DIRECTIONS >> Copy every line in which the string "技术要求及试验方法" occurs.

MATERIAL SHOWN >>

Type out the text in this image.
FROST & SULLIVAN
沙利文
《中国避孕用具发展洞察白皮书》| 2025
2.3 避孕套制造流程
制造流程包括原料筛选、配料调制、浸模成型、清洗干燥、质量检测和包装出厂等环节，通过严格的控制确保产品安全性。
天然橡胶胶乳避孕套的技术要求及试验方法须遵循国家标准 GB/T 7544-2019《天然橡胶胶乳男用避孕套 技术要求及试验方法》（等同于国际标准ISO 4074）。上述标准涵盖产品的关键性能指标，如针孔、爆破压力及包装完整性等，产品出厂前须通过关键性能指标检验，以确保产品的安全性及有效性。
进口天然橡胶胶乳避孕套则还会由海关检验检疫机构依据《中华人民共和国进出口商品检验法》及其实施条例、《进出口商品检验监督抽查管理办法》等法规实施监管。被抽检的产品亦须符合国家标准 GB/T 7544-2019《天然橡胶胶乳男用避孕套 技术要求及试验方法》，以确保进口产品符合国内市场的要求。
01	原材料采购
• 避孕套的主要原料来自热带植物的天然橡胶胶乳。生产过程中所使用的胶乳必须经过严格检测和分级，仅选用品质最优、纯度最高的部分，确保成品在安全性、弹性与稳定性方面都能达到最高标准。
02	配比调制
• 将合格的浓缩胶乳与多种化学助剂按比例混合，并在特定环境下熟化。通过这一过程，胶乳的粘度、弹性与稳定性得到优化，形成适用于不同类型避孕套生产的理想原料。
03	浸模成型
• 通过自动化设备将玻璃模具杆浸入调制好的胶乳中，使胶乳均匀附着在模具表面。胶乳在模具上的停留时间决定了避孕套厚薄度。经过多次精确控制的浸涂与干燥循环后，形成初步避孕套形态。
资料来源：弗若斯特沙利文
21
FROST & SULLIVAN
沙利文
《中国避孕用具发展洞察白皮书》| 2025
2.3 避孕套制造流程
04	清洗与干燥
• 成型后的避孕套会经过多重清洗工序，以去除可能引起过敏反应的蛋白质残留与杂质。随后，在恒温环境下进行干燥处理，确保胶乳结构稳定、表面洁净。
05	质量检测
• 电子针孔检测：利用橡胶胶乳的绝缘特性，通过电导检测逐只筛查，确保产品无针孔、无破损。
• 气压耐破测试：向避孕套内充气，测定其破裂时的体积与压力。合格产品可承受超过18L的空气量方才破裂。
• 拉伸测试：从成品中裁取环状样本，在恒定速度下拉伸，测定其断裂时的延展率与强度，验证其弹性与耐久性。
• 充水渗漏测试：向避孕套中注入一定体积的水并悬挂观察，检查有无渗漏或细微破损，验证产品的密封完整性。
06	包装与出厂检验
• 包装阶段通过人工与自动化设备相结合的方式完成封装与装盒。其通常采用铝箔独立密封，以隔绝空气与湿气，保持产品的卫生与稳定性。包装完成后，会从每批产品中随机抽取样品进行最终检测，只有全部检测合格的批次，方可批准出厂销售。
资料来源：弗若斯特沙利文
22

EXPECTED ANSWER >>
天然橡胶胶乳避孕套的技术要求及试验方法须遵循国家标准 GB/T 7544-2019《天然橡胶胶乳男用避孕套 技术要求及试验方法》（等同于国际标准ISO 4074）。上述标准涵盖产品的关键性能指标，如针孔、爆破压力及包装完整性等，产品出厂前须通过关键性能指标检验，以确保产品的安全性及有效性。
进口天然橡胶胶乳避孕套则还会由海关检验检疫机构依据《中华人民共和国进出口商品检验法》及其实施条例、《进出口商品检验监督抽查管理办法》等法规实施监管。被抽检的产品亦须符合国家标准 GB/T 7544-2019《天然橡胶胶乳男用避孕套 技术要求及试验方法》，以确保进口产品符合国内市场的要求。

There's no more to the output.